◆ **Records from a data source**
───

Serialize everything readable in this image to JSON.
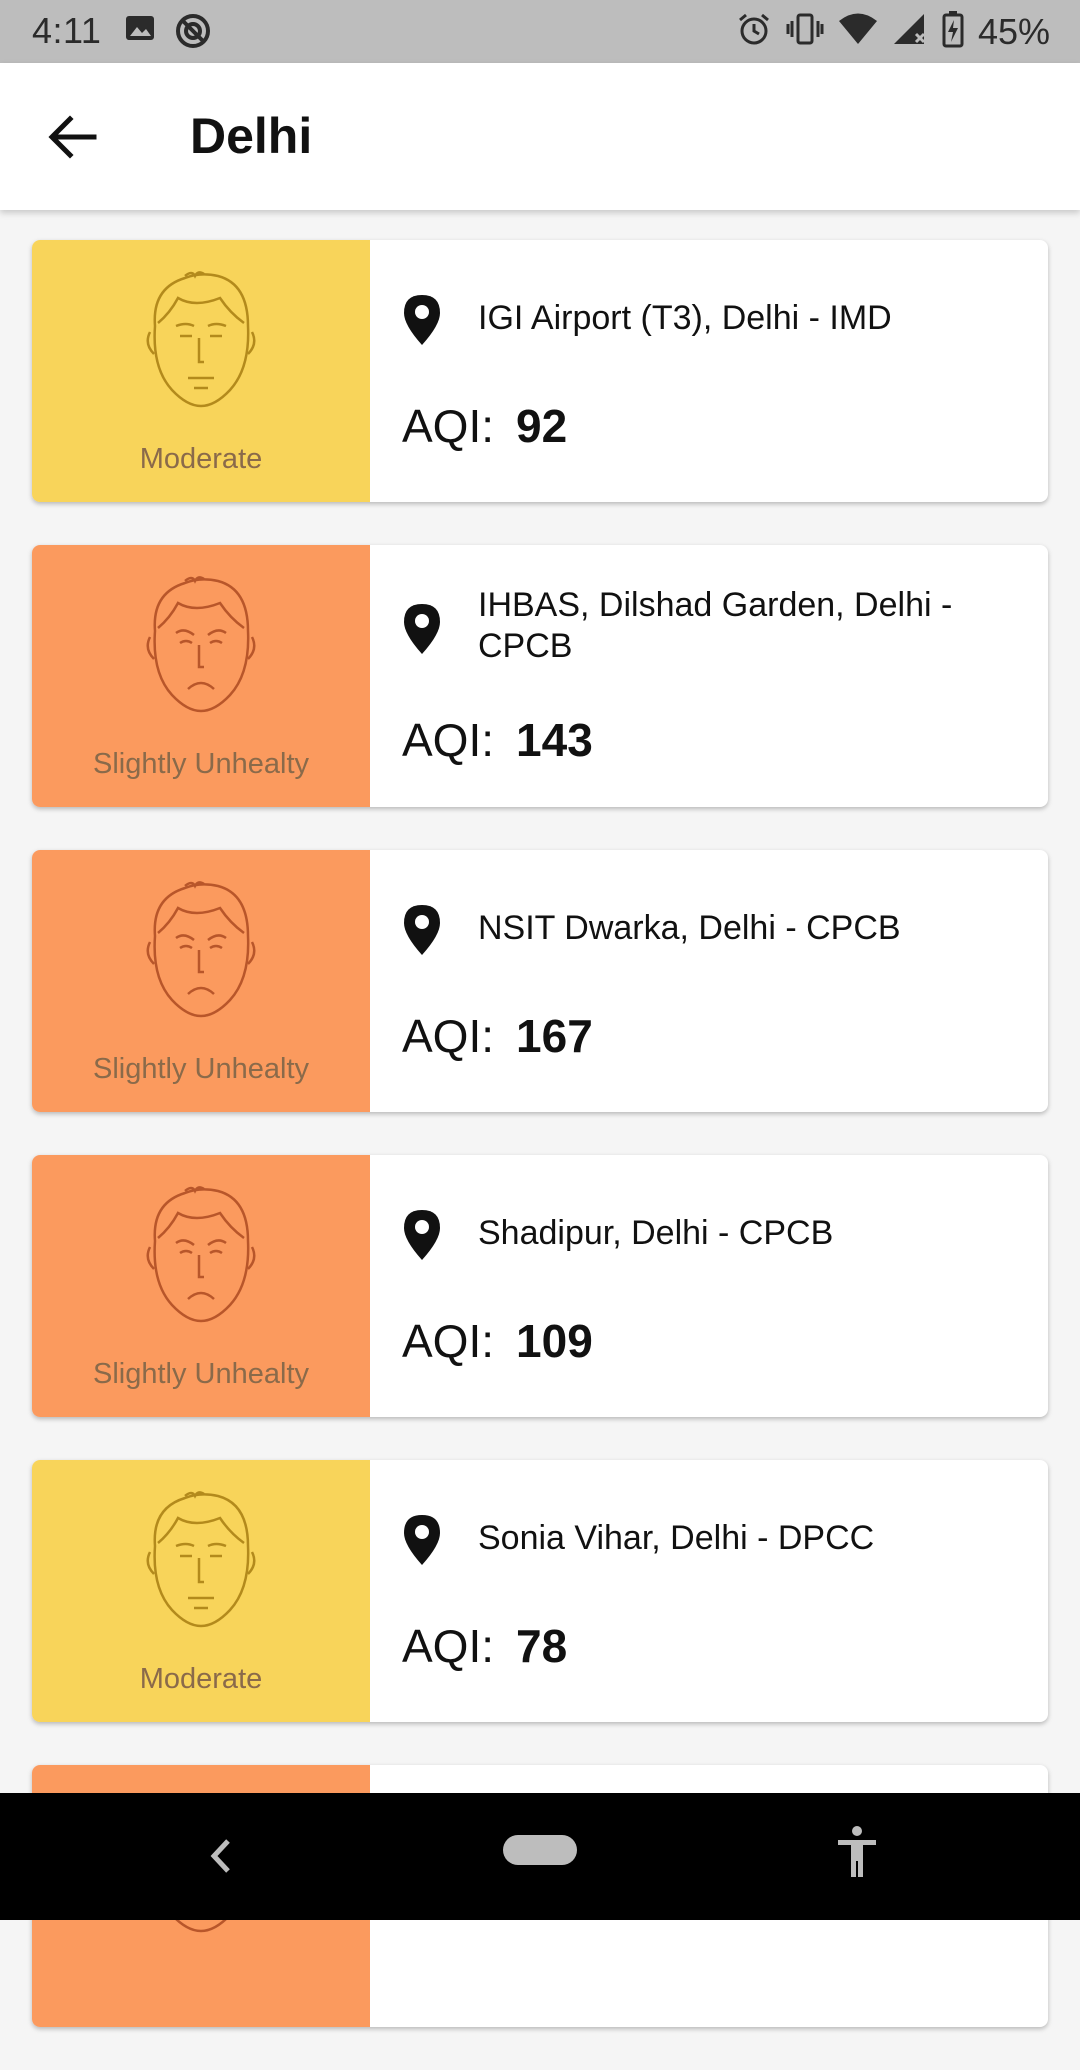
{
  "status_bar": {
    "time": "4:11",
    "battery": "45%",
    "left_icons": [
      "image-icon",
      "sync-disabled-icon"
    ],
    "right_icons": [
      "alarm-icon",
      "vibrate-icon",
      "wifi-icon",
      "signal-icon",
      "battery-charging-icon"
    ]
  },
  "app_bar": {
    "back_icon": "arrow-left-icon",
    "title": "Delhi"
  },
  "colors": {
    "moderate_bg": "#f8d45a",
    "moderate_fg": "#b38a1c",
    "unhealthy_bg": "#fb9a5e",
    "unhealthy_fg": "#b8562a",
    "label_text": "#8a6a4a"
  },
  "stations": [
    {
      "name": "IGI Airport (T3), Delhi - IMD",
      "aqi_label": "AQI:",
      "aqi": "92",
      "status": "Moderate",
      "level": "moderate"
    },
    {
      "name": "IHBAS, Dilshad Garden, Delhi - CPCB",
      "aqi_label": "AQI:",
      "aqi": "143",
      "status": "Slightly Unhealty",
      "level": "unhealthy"
    },
    {
      "name": "NSIT Dwarka, Delhi - CPCB",
      "aqi_label": "AQI:",
      "aqi": "167",
      "status": "Slightly Unhealty",
      "level": "unhealthy"
    },
    {
      "name": "Shadipur, Delhi - CPCB",
      "aqi_label": "AQI:",
      "aqi": "109",
      "status": "Slightly Unhealty",
      "level": "unhealthy"
    },
    {
      "name": "Sonia Vihar, Delhi - DPCC",
      "aqi_label": "AQI:",
      "aqi": "78",
      "status": "Moderate",
      "level": "moderate"
    },
    {
      "name": "",
      "aqi_label": "",
      "aqi": "",
      "status": "",
      "level": "unhealthy"
    }
  ],
  "nav_bar": {
    "icons": [
      "nav-back-icon",
      "nav-home-pill",
      "accessibility-icon"
    ]
  }
}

───

◆ **Problem details**
Go through the listing above and list every line that has the word "CPCB".

◆ **Answer to this exercise**
      "name": "IHBAS, Dilshad Garden, Delhi - CPCB",
      "name": "NSIT Dwarka, Delhi - CPCB",
      "name": "Shadipur, Delhi - CPCB",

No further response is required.